SET PROBLEM: Reproduce the lines starting at the one containing "paragraph: liť tisíc" and ending at the one containing "registration-mark-bottom [327,826,341,840]", both included. Leave out every line outside that span.

(Records from a dataset)

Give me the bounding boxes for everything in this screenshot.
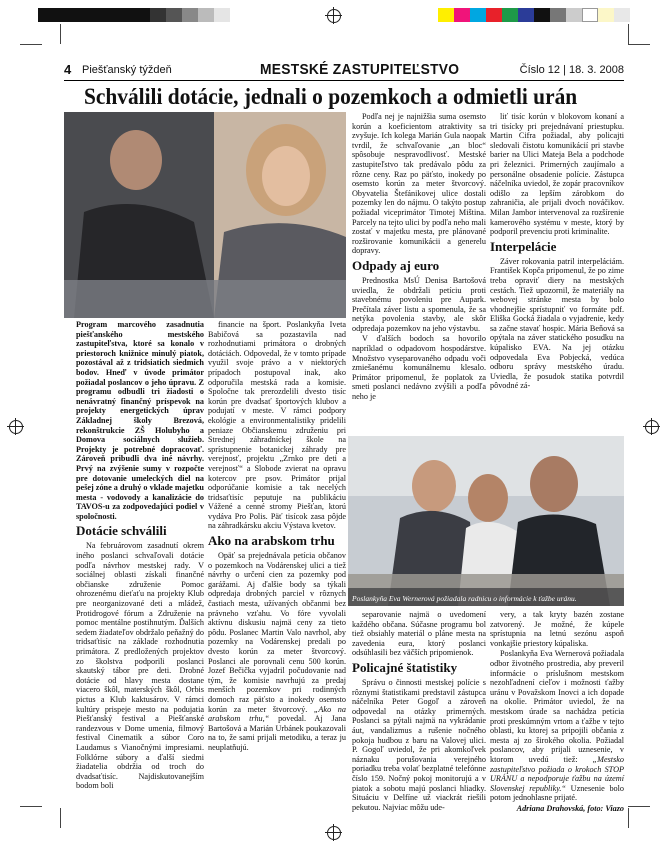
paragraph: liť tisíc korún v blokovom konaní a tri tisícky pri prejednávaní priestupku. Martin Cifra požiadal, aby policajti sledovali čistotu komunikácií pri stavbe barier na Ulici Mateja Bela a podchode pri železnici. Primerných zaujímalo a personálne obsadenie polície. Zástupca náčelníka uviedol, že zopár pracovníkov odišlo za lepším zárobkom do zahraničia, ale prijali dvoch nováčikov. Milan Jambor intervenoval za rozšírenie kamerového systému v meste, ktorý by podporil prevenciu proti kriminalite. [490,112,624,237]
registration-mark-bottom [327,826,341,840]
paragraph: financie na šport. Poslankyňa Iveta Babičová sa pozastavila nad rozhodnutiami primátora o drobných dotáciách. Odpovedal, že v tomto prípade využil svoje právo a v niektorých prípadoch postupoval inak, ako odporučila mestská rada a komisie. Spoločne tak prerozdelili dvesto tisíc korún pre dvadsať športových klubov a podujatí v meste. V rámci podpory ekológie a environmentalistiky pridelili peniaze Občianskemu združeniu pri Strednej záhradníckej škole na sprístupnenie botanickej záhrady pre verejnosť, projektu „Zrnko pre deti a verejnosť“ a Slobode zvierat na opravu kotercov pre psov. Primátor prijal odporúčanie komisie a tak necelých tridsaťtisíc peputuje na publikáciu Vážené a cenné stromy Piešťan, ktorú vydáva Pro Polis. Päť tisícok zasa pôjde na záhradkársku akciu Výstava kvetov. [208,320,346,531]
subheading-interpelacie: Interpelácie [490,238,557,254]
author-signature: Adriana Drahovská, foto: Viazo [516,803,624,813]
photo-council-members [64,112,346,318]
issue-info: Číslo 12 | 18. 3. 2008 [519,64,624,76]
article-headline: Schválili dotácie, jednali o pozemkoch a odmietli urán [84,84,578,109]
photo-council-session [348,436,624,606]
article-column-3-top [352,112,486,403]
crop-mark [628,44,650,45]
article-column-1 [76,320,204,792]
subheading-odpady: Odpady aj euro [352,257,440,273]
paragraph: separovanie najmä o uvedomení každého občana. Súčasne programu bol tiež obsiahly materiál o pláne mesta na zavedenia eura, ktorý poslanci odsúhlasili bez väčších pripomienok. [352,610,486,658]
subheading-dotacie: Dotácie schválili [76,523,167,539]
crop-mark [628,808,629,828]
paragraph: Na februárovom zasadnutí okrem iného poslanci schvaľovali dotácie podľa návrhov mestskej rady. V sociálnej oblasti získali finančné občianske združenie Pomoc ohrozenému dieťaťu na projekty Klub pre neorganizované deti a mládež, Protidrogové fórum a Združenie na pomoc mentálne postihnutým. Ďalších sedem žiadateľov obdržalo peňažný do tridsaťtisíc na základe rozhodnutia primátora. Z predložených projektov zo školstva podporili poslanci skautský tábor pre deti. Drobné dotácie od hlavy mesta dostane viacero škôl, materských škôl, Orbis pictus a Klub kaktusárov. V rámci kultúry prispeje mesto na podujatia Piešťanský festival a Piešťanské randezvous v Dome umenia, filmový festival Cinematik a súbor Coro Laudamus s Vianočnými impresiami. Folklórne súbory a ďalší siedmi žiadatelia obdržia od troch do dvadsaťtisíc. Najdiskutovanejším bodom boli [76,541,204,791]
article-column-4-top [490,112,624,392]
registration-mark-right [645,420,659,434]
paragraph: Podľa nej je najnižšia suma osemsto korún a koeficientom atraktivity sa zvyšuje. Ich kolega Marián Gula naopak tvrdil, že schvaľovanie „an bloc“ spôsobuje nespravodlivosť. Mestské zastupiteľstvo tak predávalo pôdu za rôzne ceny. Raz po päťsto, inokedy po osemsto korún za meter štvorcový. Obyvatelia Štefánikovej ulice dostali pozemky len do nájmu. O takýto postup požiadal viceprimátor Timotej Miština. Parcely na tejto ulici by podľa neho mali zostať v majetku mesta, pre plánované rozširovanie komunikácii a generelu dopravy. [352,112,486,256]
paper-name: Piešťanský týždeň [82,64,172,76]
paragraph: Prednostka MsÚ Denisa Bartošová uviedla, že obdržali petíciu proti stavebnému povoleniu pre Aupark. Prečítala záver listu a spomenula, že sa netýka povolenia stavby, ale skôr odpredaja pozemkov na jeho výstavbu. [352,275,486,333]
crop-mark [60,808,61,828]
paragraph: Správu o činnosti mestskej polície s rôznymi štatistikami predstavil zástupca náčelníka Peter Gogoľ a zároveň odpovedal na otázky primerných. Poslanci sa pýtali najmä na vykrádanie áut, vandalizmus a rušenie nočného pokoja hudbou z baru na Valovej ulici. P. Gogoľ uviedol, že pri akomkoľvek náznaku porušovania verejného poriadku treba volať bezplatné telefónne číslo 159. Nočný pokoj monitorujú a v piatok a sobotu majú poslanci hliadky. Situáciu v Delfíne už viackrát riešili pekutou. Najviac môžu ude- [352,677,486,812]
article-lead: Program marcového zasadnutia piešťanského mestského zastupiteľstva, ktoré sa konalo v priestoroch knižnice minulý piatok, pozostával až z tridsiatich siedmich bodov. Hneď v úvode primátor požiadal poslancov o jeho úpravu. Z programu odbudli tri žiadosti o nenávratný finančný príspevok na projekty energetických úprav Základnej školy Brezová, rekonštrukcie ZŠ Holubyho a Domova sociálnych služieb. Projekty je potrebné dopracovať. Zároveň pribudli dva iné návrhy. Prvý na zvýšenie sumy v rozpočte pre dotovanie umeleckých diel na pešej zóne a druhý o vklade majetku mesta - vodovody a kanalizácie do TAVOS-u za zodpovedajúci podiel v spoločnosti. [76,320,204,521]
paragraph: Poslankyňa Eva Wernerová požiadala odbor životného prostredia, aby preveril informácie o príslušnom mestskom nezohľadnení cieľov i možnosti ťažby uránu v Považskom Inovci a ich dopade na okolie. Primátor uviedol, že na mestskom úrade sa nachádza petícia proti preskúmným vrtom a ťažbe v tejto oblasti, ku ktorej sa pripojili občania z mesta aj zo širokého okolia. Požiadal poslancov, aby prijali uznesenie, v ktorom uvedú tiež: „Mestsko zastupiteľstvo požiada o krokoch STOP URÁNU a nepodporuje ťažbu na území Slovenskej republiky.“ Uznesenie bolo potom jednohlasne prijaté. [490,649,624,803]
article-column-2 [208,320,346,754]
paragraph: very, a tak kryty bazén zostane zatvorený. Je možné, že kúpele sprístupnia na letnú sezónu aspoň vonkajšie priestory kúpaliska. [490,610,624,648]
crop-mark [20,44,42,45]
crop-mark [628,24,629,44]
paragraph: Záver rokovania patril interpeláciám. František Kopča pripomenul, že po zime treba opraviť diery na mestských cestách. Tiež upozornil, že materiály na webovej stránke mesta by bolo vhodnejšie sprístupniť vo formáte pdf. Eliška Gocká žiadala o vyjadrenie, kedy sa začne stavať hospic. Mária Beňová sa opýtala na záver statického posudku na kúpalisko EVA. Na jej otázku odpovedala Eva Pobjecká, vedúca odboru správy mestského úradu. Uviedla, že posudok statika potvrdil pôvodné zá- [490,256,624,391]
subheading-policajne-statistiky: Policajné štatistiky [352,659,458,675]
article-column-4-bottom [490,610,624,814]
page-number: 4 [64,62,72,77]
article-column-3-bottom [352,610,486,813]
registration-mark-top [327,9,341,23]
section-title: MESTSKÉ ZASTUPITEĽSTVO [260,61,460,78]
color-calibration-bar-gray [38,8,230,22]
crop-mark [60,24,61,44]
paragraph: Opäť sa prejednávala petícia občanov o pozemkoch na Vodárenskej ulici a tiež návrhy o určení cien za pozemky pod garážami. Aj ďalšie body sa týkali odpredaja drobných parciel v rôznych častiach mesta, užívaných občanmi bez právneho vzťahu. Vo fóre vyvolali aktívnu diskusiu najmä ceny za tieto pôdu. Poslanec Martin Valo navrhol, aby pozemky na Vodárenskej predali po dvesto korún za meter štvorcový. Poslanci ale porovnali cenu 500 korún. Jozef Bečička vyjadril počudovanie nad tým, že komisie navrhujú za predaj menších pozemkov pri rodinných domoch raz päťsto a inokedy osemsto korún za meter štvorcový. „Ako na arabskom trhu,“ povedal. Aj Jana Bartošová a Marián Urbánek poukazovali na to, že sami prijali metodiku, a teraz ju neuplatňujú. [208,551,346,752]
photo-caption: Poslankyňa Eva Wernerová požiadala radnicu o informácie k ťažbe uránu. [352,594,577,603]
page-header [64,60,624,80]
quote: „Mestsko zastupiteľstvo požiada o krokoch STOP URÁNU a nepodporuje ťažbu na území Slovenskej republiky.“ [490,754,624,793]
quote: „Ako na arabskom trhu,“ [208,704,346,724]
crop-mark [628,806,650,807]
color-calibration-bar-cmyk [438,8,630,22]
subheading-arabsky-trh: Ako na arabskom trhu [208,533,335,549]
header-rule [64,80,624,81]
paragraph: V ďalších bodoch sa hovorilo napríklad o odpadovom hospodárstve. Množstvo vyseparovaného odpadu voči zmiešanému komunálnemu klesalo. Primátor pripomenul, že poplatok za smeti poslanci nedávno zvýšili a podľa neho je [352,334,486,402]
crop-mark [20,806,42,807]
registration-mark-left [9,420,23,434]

WRITTEN SOLUTION:
paragraph: liť tisíc korún v blokovom konaní a tri tisícky pri prejednávaní priestupku. Martin Cifra požiadal, aby policajti sledovali čistotu komunikácií pri stavbe barier na Ulici Mateja Bela a podchode pri železnici. Primerných zaujímalo a personálne obsadenie polície. Zástupca náčelníka uviedol, že zopár pracovníkov odišlo za lepším zárobkom do zahraničia, ale prijali dvoch nováčikov. Milan Jambor intervenoval za rozšírenie kamerového systému v meste, ktorý by podporil prevenciu proti kriminalite. [490,112,624,237]
registration-mark-bottom [327,826,341,840]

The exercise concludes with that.